Listings of boxed layout items:
○ ○ ○ ○ ○

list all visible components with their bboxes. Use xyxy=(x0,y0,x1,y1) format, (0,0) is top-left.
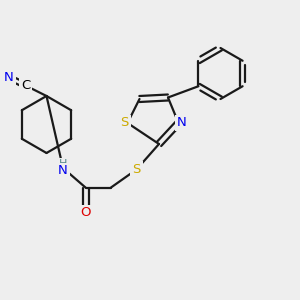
Text: O: O xyxy=(80,206,91,220)
Text: S: S xyxy=(132,163,141,176)
Text: N: N xyxy=(58,164,68,178)
Text: H: H xyxy=(59,159,67,170)
Text: N: N xyxy=(4,71,14,84)
Text: S: S xyxy=(120,116,129,130)
Text: C: C xyxy=(21,79,30,92)
Text: N: N xyxy=(177,116,186,130)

○ ○ ○ ○ ○

● DIRECTIONS
Rewrite the records above with every "top-left" changed to "upper-left" and nothing else altered. Leave out the pictures.

● SOLUTION FOR THIS PROBLEM
list all visible components with their bboxes. Use xyxy=(x0,y0,x1,y1) format, (0,0) is upper-left.
Text: O: O xyxy=(80,206,91,220)
Text: S: S xyxy=(132,163,141,176)
Text: N: N xyxy=(58,164,68,178)
Text: H: H xyxy=(59,159,67,170)
Text: N: N xyxy=(4,71,14,84)
Text: S: S xyxy=(120,116,129,130)
Text: C: C xyxy=(21,79,30,92)
Text: N: N xyxy=(177,116,186,130)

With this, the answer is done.